What to work on: Repeat the records below exactly.

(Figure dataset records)
········
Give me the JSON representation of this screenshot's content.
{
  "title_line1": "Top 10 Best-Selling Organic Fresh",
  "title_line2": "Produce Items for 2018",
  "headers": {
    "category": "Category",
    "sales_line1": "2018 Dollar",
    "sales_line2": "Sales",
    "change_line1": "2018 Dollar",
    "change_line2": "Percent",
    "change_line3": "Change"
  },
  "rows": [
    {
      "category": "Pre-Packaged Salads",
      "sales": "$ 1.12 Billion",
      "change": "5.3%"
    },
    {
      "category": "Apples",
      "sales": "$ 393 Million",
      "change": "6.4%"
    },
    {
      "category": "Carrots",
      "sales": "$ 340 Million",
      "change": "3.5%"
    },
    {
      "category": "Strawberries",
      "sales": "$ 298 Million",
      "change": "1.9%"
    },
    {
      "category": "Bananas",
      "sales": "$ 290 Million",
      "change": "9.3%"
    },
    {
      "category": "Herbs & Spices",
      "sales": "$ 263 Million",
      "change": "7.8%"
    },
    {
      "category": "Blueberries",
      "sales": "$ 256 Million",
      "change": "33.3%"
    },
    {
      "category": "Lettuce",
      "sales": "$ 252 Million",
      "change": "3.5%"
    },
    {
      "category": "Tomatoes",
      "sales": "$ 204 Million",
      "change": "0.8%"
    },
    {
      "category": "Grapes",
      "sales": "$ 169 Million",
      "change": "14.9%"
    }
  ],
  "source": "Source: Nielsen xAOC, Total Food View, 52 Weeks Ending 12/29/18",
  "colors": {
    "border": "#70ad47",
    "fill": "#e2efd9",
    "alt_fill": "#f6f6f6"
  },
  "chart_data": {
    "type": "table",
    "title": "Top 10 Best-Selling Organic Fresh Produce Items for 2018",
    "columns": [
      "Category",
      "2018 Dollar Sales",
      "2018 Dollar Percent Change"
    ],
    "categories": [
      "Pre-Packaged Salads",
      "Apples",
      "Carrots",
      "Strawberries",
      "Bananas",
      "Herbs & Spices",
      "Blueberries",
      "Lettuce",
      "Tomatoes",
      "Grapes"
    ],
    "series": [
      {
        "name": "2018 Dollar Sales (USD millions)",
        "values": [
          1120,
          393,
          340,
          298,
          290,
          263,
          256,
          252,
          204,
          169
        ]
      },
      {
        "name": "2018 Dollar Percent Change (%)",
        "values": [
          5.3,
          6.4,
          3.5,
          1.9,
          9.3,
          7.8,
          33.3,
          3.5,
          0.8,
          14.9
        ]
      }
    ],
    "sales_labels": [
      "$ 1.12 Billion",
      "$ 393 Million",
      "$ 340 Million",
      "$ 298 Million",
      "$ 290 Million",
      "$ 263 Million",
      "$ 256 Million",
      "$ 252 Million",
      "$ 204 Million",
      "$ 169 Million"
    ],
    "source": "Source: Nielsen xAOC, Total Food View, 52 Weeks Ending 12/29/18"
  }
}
········
Reply:
Give me the JSON representation of this screenshot's content.
{
  "title_line1": "Top 10 Best-Selling Organic Fresh",
  "title_line2": "Produce Items for 2018",
  "headers": {
    "category": "Category",
    "sales_line1": "2018 Dollar",
    "sales_line2": "Sales",
    "change_line1": "2018 Dollar",
    "change_line2": "Percent",
    "change_line3": "Change"
  },
  "rows": [
    {
      "category": "Pre-Packaged Salads",
      "sales": "$ 1.12 Billion",
      "change": "5.3%"
    },
    {
      "category": "Apples",
      "sales": "$ 393 Million",
      "change": "6.4%"
    },
    {
      "category": "Carrots",
      "sales": "$ 340 Million",
      "change": "3.5%"
    },
    {
      "category": "Strawberries",
      "sales": "$ 298 Million",
      "change": "1.9%"
    },
    {
      "category": "Bananas",
      "sales": "$ 290 Million",
      "change": "9.3%"
    },
    {
      "category": "Herbs & Spices",
      "sales": "$ 263 Million",
      "change": "7.8%"
    },
    {
      "category": "Blueberries",
      "sales": "$ 256 Million",
      "change": "33.3%"
    },
    {
      "category": "Lettuce",
      "sales": "$ 252 Million",
      "change": "3.5%"
    },
    {
      "category": "Tomatoes",
      "sales": "$ 204 Million",
      "change": "0.8%"
    },
    {
      "category": "Grapes",
      "sales": "$ 169 Million",
      "change": "14.9%"
    }
  ],
  "source": "Source: Nielsen xAOC, Total Food View, 52 Weeks Ending 12/29/18",
  "colors": {
    "border": "#70ad47",
    "fill": "#e2efd9",
    "alt_fill": "#f6f6f6"
  },
  "chart_data": {
    "type": "table",
    "title": "Top 10 Best-Selling Organic Fresh Produce Items for 2018",
    "columns": [
      "Category",
      "2018 Dollar Sales",
      "2018 Dollar Percent Change"
    ],
    "categories": [
      "Pre-Packaged Salads",
      "Apples",
      "Carrots",
      "Strawberries",
      "Bananas",
      "Herbs & Spices",
      "Blueberries",
      "Lettuce",
      "Tomatoes",
      "Grapes"
    ],
    "series": [
      {
        "name": "2018 Dollar Sales (USD millions)",
        "values": [
          1120,
          393,
          340,
          298,
          290,
          263,
          256,
          252,
          204,
          169
        ]
      },
      {
        "name": "2018 Dollar Percent Change (%)",
        "values": [
          5.3,
          6.4,
          3.5,
          1.9,
          9.3,
          7.8,
          33.3,
          3.5,
          0.8,
          14.9
        ]
      }
    ],
    "sales_labels": [
      "$ 1.12 Billion",
      "$ 393 Million",
      "$ 340 Million",
      "$ 298 Million",
      "$ 290 Million",
      "$ 263 Million",
      "$ 256 Million",
      "$ 252 Million",
      "$ 204 Million",
      "$ 169 Million"
    ],
    "source": "Source: Nielsen xAOC, Total Food View, 52 Weeks Ending 12/29/18"
  }
}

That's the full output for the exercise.